_WHAT IS EXPECTED:_ Copy the data precisely, character for character, and leave out every picture.

** start PROVIDED DATA **

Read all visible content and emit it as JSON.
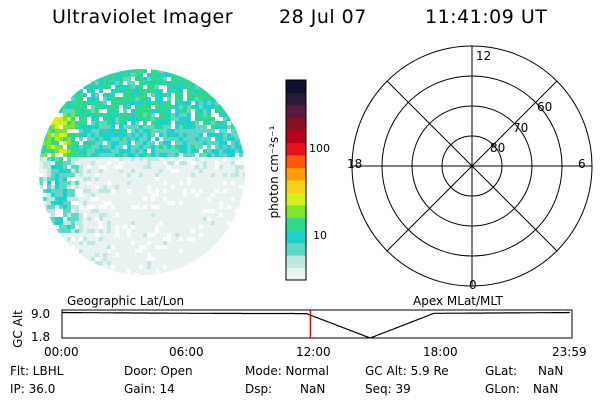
{
  "header": {
    "title": "Ultraviolet Imager",
    "date": "28 Jul 07",
    "time": "11:41:09 UT"
  },
  "colorbar": {
    "label": "photon cm⁻²s⁻¹",
    "tick_labels": [
      "100",
      "10"
    ],
    "ticks": [
      100,
      10
    ],
    "scale": "log",
    "colors": [
      "#e8f2f0",
      "#bfe6e0",
      "#5fd7c4",
      "#1fcfd0",
      "#2fd88a",
      "#7ee52a",
      "#d6ee1a",
      "#f5d21a",
      "#ff9a0a",
      "#ff5a0a",
      "#e8121a",
      "#b8001a",
      "#8a1020",
      "#5a1a40",
      "#2a1a3a",
      "#101030"
    ]
  },
  "polar_plot": {
    "mlt_labels": [
      "12",
      "18",
      "6",
      "0"
    ],
    "lat_labels": [
      "60",
      "70",
      "80"
    ]
  },
  "timeline": {
    "left_label": "Geographic Lat/Lon",
    "right_label": "Apex  MLat/MLT",
    "axis_title": "GC Alt",
    "y_labels": [
      "9.0",
      "1.8"
    ],
    "x_labels": [
      "00:00",
      "06:00",
      "12:00",
      "18:00",
      "23:59"
    ],
    "current_time_hours": 11.69,
    "line_color": "#000000",
    "marker_color": "#e01010"
  },
  "status": {
    "row1": [
      {
        "label": "Flt: LBHL"
      },
      {
        "label": "Door: Open"
      },
      {
        "label": "Mode: Normal"
      },
      {
        "label": "GC Alt: 5.9 Re"
      },
      {
        "label": "GLat:",
        "value": "NaN"
      }
    ],
    "row2": [
      {
        "label": "IP: 36.0"
      },
      {
        "label": "Gain: 14"
      },
      {
        "label": "Dsp:",
        "value": "NaN"
      },
      {
        "label": "Seq: 39"
      },
      {
        "label": "GLon:",
        "value": "NaN"
      }
    ]
  }
}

** end PROVIDED DATA **

_EXPECTED OUTPUT:_
Read all visible content and emit it as JSON.
{
  "header": {
    "title": "Ultraviolet Imager",
    "date": "28 Jul 07",
    "time": "11:41:09 UT"
  },
  "colorbar": {
    "label": "photon cm⁻²s⁻¹",
    "tick_labels": [
      "100",
      "10"
    ],
    "ticks": [
      100,
      10
    ],
    "scale": "log",
    "colors": [
      "#e8f2f0",
      "#bfe6e0",
      "#5fd7c4",
      "#1fcfd0",
      "#2fd88a",
      "#7ee52a",
      "#d6ee1a",
      "#f5d21a",
      "#ff9a0a",
      "#ff5a0a",
      "#e8121a",
      "#b8001a",
      "#8a1020",
      "#5a1a40",
      "#2a1a3a",
      "#101030"
    ]
  },
  "polar_plot": {
    "mlt_labels": [
      "12",
      "18",
      "6",
      "0"
    ],
    "lat_labels": [
      "60",
      "70",
      "80"
    ]
  },
  "timeline": {
    "left_label": "Geographic Lat/Lon",
    "right_label": "Apex  MLat/MLT",
    "axis_title": "GC Alt",
    "y_labels": [
      "9.0",
      "1.8"
    ],
    "x_labels": [
      "00:00",
      "06:00",
      "12:00",
      "18:00",
      "23:59"
    ],
    "current_time_hours": 11.69,
    "line_color": "#000000",
    "marker_color": "#e01010"
  },
  "status": {
    "row1": [
      {
        "label": "Flt: LBHL"
      },
      {
        "label": "Door: Open"
      },
      {
        "label": "Mode: Normal"
      },
      {
        "label": "GC Alt: 5.9 Re"
      },
      {
        "label": "GLat:",
        "value": "NaN"
      }
    ],
    "row2": [
      {
        "label": "IP: 36.0"
      },
      {
        "label": "Gain: 14"
      },
      {
        "label": "Dsp:",
        "value": "NaN"
      },
      {
        "label": "Seq: 39"
      },
      {
        "label": "GLon:",
        "value": "NaN"
      }
    ]
  }
}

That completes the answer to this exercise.